_Objective_.
Type out the records that follow, exactly as given.

_Input_.
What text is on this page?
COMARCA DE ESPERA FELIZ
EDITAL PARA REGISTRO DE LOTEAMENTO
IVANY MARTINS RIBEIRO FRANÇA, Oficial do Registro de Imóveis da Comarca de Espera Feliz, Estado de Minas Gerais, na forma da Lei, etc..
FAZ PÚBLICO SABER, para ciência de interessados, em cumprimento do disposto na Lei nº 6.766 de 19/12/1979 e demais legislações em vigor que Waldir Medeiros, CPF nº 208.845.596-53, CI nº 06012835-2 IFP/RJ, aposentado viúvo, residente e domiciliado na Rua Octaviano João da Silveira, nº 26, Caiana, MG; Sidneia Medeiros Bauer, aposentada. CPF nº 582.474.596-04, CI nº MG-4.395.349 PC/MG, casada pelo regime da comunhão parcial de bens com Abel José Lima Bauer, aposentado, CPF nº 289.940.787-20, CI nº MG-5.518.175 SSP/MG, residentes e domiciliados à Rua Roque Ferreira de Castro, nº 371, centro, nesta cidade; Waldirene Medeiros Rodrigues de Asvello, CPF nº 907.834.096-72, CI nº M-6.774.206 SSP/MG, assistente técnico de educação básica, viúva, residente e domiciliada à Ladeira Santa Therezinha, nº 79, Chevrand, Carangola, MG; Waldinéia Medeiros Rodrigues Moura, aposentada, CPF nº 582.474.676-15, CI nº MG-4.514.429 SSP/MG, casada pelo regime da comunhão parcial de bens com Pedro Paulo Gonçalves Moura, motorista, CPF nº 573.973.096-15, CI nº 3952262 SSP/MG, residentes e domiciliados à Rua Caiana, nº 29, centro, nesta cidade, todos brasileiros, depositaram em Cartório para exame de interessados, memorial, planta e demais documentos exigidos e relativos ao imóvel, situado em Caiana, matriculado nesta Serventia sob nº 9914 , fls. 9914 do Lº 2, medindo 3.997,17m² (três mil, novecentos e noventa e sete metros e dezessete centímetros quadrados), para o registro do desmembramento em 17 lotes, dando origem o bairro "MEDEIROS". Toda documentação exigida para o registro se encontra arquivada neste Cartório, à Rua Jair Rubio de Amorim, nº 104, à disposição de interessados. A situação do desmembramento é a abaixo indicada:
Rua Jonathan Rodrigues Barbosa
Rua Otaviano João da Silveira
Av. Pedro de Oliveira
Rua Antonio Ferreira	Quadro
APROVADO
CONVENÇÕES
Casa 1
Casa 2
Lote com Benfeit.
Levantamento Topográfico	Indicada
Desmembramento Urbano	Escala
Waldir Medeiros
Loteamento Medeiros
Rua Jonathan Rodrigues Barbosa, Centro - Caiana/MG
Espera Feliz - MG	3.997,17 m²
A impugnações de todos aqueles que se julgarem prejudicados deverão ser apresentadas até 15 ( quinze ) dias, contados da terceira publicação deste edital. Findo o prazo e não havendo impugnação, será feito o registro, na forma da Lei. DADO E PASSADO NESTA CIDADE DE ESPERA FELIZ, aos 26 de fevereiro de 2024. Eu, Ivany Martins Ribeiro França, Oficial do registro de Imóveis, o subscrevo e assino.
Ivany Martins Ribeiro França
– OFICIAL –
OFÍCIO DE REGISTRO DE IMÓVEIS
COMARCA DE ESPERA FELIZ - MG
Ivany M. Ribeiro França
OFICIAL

_The answer_.
What text is on this page?
COMARCA DE ESPERA FELIZ
EDITAL PARA REGISTRO DE LOTEAMENTO
IVANY MARTINS RIBEIRO FRANÇA, Oficial do Registro de Imóveis da Comarca de Espera Feliz, Estado de Minas Gerais, na forma da Lei, etc..
FAZ PÚBLICO SABER, para ciência de interessados, em cumprimento do disposto na Lei nº 6.766 de 19/12/1979 e demais legislações em vigor que Waldir Medeiros, CPF nº 208.845.596-53, CI nº 06012835-2 IFP/RJ, aposentado viúvo, residente e domiciliado na Rua Octaviano João da Silveira, nº 26, Caiana, MG; Sidneia Medeiros Bauer, aposentada. CPF nº 582.474.596-04, CI nº MG-4.395.349 PC/MG, casada pelo regime da comunhão parcial de bens com Abel José Lima Bauer, aposentado, CPF nº 289.940.787-20, CI nº MG-5.518.175 SSP/MG, residentes e domiciliados à Rua Roque Ferreira de Castro, nº 371, centro, nesta cidade; Waldirene Medeiros Rodrigues de Asvello, CPF nº 907.834.096-72, CI nº M-6.774.206 SSP/MG, assistente técnico de educação básica, viúva, residente e domiciliada à Ladeira Santa Therezinha, nº 79, Chevrand, Carangola, MG; Waldinéia Medeiros Rodrigues Moura, aposentada, CPF nº 582.474.676-15, CI nº MG-4.514.429 SSP/MG, casada pelo regime da comunhão parcial de bens com Pedro Paulo Gonçalves Moura, motorista, CPF nº 573.973.096-15, CI nº 3952262 SSP/MG, residentes e domiciliados à Rua Caiana, nº 29, centro, nesta cidade, todos brasileiros, depositaram em Cartório para exame de interessados, memorial, planta e demais documentos exigidos e relativos ao imóvel, situado em Caiana, matriculado nesta Serventia sob nº 9914 , fls. 9914 do Lº 2, medindo 3.997,17m² (três mil, novecentos e noventa e sete metros e dezessete centímetros quadrados), para o registro do desmembramento em 17 lotes, dando origem o bairro "MEDEIROS". Toda documentação exigida para o registro se encontra arquivada neste Cartório, à Rua Jair Rubio de Amorim, nº 104, à disposição de interessados. A situação do desmembramento é a abaixo indicada:
Rua Jonathan Rodrigues Barbosa
Rua Otaviano João da Silveira
Av. Pedro de Oliveira
Rua Antonio Ferreira	Quadro
APROVADO
CONVENÇÕES
Casa 1
Casa 2
Lote com Benfeit.
Levantamento Topográfico	Indicada
Desmembramento Urbano	Escala
Waldir Medeiros
Loteamento Medeiros
Rua Jonathan Rodrigues Barbosa, Centro - Caiana/MG
Espera Feliz - MG	3.997,17 m²
A impugnações de todos aqueles que se julgarem prejudicados deverão ser apresentadas até 15 ( quinze ) dias, contados da terceira publicação deste edital. Findo o prazo e não havendo impugnação, será feito o registro, na forma da Lei. DADO E PASSADO NESTA CIDADE DE ESPERA FELIZ, aos 26 de fevereiro de 2024. Eu, Ivany Martins Ribeiro França, Oficial do registro de Imóveis, o subscrevo e assino.
Ivany Martins Ribeiro França
– OFICIAL –
OFÍCIO DE REGISTRO DE IMÓVEIS
COMARCA DE ESPERA FELIZ - MG
Ivany M. Ribeiro França
OFICIAL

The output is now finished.